- [PROBLEM REQUIREMENTS] Change every "data-label" in the rows below to "value-label" and write all the rows out again with nothing else altered. Leave the pictures out.

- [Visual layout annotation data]
"""
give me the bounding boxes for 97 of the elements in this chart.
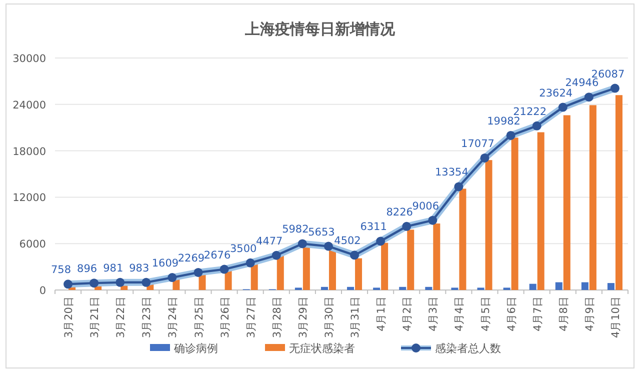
data-label: 8226 [386,206,414,218]
data-label: 3500 [230,242,257,255]
y-tick-label: 24000 [12,99,46,112]
point [558,102,568,112]
data-label: 4502 [334,235,361,248]
legend-label: 无症状感染者 [289,342,355,355]
point [376,236,386,246]
bar [347,286,354,290]
data-label: 5653 [308,226,335,238]
point [272,250,281,260]
bar [399,286,406,290]
data-label: 21222 [513,106,547,118]
data-label: 23624 [539,87,573,100]
point [584,92,594,102]
data-label: 981 [103,262,124,274]
x-tick-label: 4月2日 [402,296,414,332]
x-tick-label: 3月28日 [271,296,284,338]
point [454,182,464,192]
bar [581,282,588,290]
x-tick-label: 4月6日 [506,296,518,332]
x-tick-label: 4月10日 [610,296,622,338]
legend-label: 确诊病例 [173,342,218,355]
x-tick-label: 4月9日 [584,296,596,332]
point [298,239,307,248]
x-tick-label: 3月24日 [167,296,180,338]
x-tick-label: 3月21日 [89,296,102,338]
bar [537,132,544,290]
chart-title: 上海疫情每日新增情况 [244,20,396,38]
bar [381,242,388,290]
data-label: 2269 [178,252,205,264]
x-tick-label: 4月7日 [532,296,544,332]
bar [589,105,596,290]
x-tick-label: 4月5日 [480,296,492,332]
data-label: 6311 [360,221,387,234]
point [324,242,333,251]
data-label: 17077 [461,138,494,150]
point [220,264,229,274]
point [168,273,177,282]
point [116,278,125,287]
bar [320,286,328,290]
point [428,216,438,225]
data-label: 1609 [152,258,179,270]
data-label: 5982 [282,224,309,236]
data-label: 19982 [487,115,520,128]
y-tick-label: 12000 [12,192,46,204]
x-tick-label: 3月22日 [115,296,128,338]
x-tick-label: 3月31日 [350,296,362,338]
data-label: 896 [77,263,98,276]
x-tick-label: 4月8日 [558,296,570,332]
point [142,278,151,287]
x-tick-label: 4月1日 [376,296,388,332]
y-tick-label: 0 [39,285,46,297]
x-tick-label: 4月4日 [454,296,466,332]
point [480,153,490,162]
y-tick-label: 30000 [12,53,46,65]
bar [615,95,622,290]
data-label: 758 [51,264,72,276]
point [64,280,73,289]
x-tick-label: 3月27日 [245,296,258,338]
bar [302,246,310,290]
legend-label: 感染者总人数 [435,342,501,355]
point [90,278,99,288]
point [506,130,516,140]
data-label: 983 [129,262,150,274]
bar [355,258,362,290]
bar [433,223,440,290]
point [350,250,360,260]
point [610,84,620,93]
data-label: 13354 [435,166,469,179]
x-tick-label: 3月30日 [323,296,336,338]
x-tick-label: 3月29日 [297,296,310,338]
bar [328,249,336,290]
x-tick-label: 3月20日 [63,296,76,338]
bar [511,138,518,290]
bar [407,230,414,290]
x-tick-label: 3月26日 [219,296,232,338]
point [194,268,203,277]
data-label: 4477 [256,235,283,248]
bar [529,284,536,290]
point [402,222,412,231]
bar [485,160,492,290]
x-tick-label: 4月3日 [428,296,440,332]
y-tick-label: 6000 [19,238,46,251]
data-label: 2676 [204,249,231,262]
x-tick-label: 3月25日 [193,296,206,338]
bar [555,282,562,290]
data-label: 9006 [412,200,440,212]
bar [425,286,432,290]
y-tick-label: 18000 [12,146,46,158]
point [532,121,542,130]
bar [459,188,466,290]
bar [607,283,614,290]
bar [276,256,284,290]
bar [563,115,570,290]
point [246,258,255,268]
data-label: 24946 [565,77,599,90]
x-tick-label: 3月23日 [141,296,154,338]
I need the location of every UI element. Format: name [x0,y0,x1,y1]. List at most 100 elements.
"""
- [RESULT OF THIS TASK]
give me the bounding boxes for 97 of the elements in this chart.
value-label: 8226 [386,206,414,218]
value-label: 3500 [230,242,257,255]
y-tick-label: 24000 [12,99,46,112]
point [558,102,568,112]
value-label: 4502 [334,235,361,248]
legend-label: 无症状感染者 [289,342,355,355]
point [376,236,386,246]
bar [347,286,354,290]
value-label: 5653 [308,226,335,238]
point [272,250,281,260]
bar [399,286,406,290]
value-label: 21222 [513,106,547,118]
value-label: 23624 [539,87,573,100]
point [584,92,594,102]
value-label: 981 [103,262,124,274]
x-tick-label: 4月2日 [402,296,414,332]
x-tick-label: 3月28日 [271,296,284,338]
point [454,182,464,192]
bar [581,282,588,290]
x-tick-label: 4月6日 [506,296,518,332]
x-tick-label: 4月10日 [610,296,622,338]
legend-label: 确诊病例 [173,342,218,355]
x-tick-label: 4月9日 [584,296,596,332]
point [298,239,307,248]
x-tick-label: 3月24日 [167,296,180,338]
x-tick-label: 3月21日 [89,296,102,338]
bar [537,132,544,290]
chart-title: 上海疫情每日新增情况 [244,20,396,38]
bar [381,242,388,290]
value-label: 2269 [178,252,205,264]
x-tick-label: 4月7日 [532,296,544,332]
bar [589,105,596,290]
x-tick-label: 4月5日 [480,296,492,332]
value-label: 6311 [360,221,387,234]
point [324,242,333,251]
value-label: 17077 [461,138,494,150]
point [220,264,229,274]
point [168,273,177,282]
point [116,278,125,287]
bar [320,286,328,290]
point [428,216,438,225]
value-label: 1609 [152,258,179,270]
value-label: 5982 [282,224,309,236]
value-label: 19982 [487,115,520,128]
y-tick-label: 12000 [12,192,46,204]
x-tick-label: 3月22日 [115,296,128,338]
x-tick-label: 3月31日 [350,296,362,338]
value-label: 896 [77,263,98,276]
x-tick-label: 4月8日 [558,296,570,332]
point [142,278,151,287]
x-tick-label: 4月1日 [376,296,388,332]
y-tick-label: 0 [39,285,46,297]
x-tick-label: 4月4日 [454,296,466,332]
point [480,153,490,162]
y-tick-label: 30000 [12,53,46,65]
bar [615,95,622,290]
value-label: 758 [51,264,72,276]
point [64,280,73,289]
x-tick-label: 3月27日 [245,296,258,338]
bar [302,246,310,290]
legend-label: 感染者总人数 [435,342,501,355]
point [90,278,99,288]
point [506,130,516,140]
value-label: 983 [129,262,150,274]
bar [355,258,362,290]
bar [433,223,440,290]
point [350,250,360,260]
point [610,84,620,93]
value-label: 13354 [435,166,469,179]
x-tick-label: 3月30日 [323,296,336,338]
x-tick-label: 3月29日 [297,296,310,338]
bar [328,249,336,290]
x-tick-label: 3月20日 [63,296,76,338]
bar [511,138,518,290]
bar [407,230,414,290]
x-tick-label: 3月26日 [219,296,232,338]
point [194,268,203,277]
value-label: 4477 [256,235,283,248]
bar [529,284,536,290]
point [402,222,412,231]
bar [485,160,492,290]
x-tick-label: 4月3日 [428,296,440,332]
y-tick-label: 6000 [19,238,46,251]
value-label: 2676 [204,249,231,262]
x-tick-label: 3月25日 [193,296,206,338]
bar [555,282,562,290]
value-label: 9006 [412,200,440,212]
bar [425,286,432,290]
y-tick-label: 18000 [12,146,46,158]
point [532,121,542,130]
bar [459,188,466,290]
bar [607,283,614,290]
bar [276,256,284,290]
bar [563,115,570,290]
point [246,258,255,268]
value-label: 24946 [565,77,599,90]
x-tick-label: 3月23日 [141,296,154,338]
I need the location of every UI element. Format: name [x0,y0,x1,y1]. List at most 100 elements.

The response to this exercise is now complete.